**Prompt**
Scan the material below for the string "name", and copy every line where it shows up.
::: Information shown :::
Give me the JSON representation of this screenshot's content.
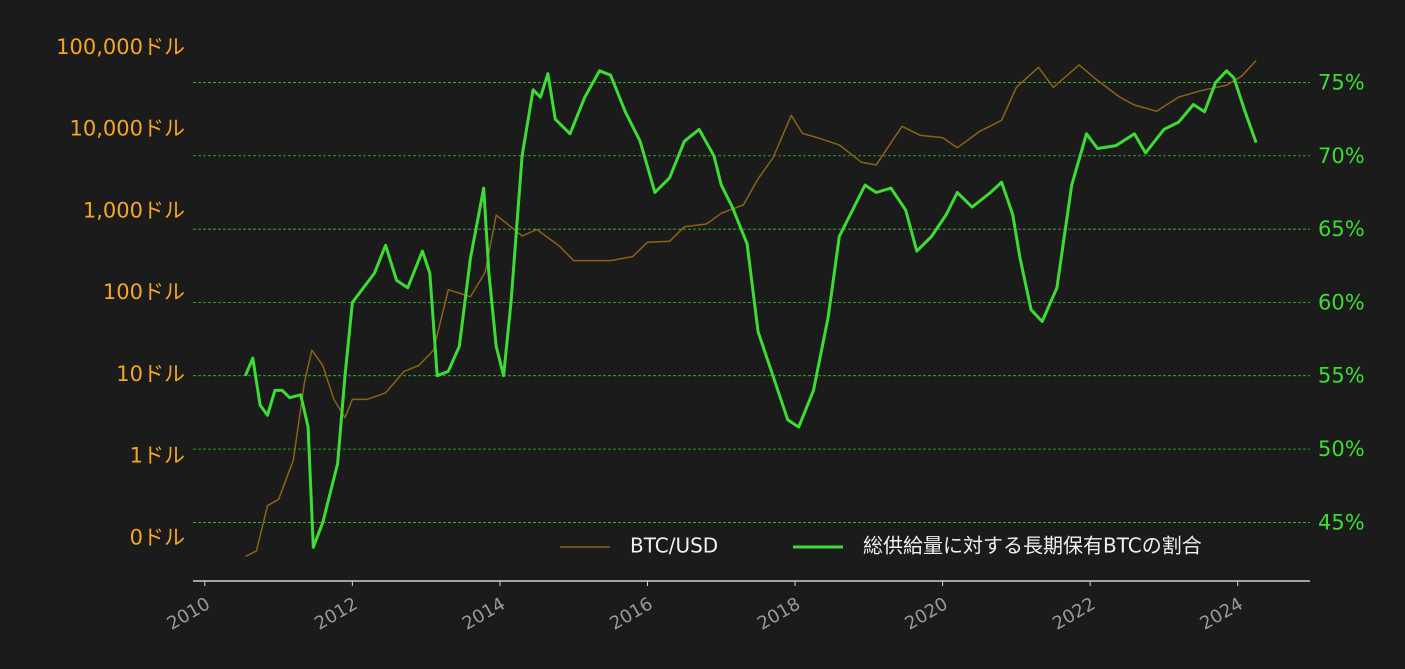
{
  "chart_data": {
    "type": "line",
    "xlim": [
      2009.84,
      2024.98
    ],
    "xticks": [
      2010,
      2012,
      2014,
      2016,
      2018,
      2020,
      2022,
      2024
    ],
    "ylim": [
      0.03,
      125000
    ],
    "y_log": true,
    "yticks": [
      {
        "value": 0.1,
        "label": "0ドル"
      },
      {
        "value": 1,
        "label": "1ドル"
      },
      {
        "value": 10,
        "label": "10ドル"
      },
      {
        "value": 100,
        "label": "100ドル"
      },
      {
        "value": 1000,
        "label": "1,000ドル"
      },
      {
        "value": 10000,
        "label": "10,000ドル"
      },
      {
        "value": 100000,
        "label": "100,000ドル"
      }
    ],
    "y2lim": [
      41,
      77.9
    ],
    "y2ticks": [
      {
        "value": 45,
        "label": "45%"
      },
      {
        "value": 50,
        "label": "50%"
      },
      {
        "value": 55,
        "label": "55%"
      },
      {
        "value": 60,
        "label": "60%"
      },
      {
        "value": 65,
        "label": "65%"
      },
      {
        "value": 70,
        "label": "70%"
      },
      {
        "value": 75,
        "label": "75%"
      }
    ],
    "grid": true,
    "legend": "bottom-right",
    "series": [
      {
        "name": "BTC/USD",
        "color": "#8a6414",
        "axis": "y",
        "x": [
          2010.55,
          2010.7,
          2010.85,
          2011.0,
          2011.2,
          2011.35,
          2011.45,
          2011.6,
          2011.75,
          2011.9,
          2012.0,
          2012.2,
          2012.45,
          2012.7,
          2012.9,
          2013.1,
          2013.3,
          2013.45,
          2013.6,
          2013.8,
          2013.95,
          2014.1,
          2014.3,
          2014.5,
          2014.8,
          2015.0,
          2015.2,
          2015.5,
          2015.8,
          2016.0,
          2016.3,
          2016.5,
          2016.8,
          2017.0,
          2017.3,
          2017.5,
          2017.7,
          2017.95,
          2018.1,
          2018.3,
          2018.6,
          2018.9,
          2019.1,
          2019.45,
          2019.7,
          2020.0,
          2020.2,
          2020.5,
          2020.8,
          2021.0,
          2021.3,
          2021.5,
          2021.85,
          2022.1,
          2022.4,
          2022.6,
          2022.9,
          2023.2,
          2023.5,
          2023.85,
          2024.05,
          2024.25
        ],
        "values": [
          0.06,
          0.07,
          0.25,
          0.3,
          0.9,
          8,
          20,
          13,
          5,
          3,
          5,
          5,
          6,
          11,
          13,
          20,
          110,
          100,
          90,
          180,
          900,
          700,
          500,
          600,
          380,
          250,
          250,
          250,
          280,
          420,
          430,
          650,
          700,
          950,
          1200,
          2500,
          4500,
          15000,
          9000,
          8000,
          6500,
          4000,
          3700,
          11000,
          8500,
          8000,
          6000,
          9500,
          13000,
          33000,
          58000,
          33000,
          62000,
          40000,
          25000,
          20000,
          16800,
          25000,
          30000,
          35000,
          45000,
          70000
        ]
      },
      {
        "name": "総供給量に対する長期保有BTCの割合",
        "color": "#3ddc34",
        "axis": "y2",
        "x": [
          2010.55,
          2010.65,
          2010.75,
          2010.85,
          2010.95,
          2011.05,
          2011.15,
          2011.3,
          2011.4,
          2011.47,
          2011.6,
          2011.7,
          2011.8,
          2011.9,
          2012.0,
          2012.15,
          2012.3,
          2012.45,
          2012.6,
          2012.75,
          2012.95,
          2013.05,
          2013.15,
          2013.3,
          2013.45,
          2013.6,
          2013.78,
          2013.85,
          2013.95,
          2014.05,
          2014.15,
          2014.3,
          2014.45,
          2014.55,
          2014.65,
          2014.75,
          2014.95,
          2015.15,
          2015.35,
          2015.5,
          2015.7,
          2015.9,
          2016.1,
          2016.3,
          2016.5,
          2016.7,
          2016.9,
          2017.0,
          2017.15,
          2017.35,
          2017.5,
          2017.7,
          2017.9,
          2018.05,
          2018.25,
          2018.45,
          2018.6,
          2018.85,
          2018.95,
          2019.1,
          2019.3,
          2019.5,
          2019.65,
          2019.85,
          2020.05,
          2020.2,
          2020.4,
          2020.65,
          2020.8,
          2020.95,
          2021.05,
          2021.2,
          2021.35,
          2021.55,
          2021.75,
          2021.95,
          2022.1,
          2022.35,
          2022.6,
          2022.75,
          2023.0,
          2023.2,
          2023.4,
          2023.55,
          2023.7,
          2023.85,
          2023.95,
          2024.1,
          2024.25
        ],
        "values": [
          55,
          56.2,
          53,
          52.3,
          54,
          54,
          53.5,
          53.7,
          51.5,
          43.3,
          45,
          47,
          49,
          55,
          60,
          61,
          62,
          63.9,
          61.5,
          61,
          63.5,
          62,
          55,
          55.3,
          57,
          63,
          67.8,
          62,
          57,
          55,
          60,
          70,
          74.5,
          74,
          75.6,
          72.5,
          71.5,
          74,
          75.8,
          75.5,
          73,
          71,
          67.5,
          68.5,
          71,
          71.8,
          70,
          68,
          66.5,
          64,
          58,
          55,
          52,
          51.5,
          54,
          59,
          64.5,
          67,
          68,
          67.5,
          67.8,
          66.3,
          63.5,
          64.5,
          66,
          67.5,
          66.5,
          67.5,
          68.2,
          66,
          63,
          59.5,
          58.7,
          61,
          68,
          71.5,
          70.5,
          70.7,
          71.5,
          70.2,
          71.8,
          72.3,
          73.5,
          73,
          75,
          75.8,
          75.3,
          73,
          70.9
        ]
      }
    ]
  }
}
:::
::: Information shown :::
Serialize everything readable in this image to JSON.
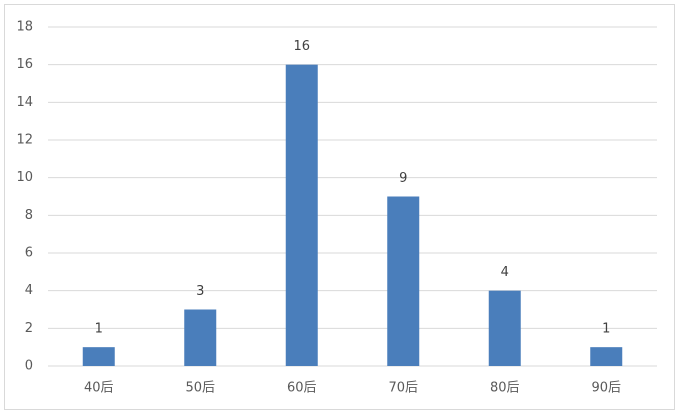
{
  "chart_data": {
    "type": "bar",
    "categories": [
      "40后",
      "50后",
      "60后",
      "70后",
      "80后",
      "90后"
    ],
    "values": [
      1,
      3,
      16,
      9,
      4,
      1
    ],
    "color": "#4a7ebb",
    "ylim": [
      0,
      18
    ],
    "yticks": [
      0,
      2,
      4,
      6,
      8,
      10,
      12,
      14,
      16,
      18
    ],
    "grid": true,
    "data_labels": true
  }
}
:::
**In response**
        "name": "BTC/USD",
        "name": "総供給量に対する長期保有BTCの割合",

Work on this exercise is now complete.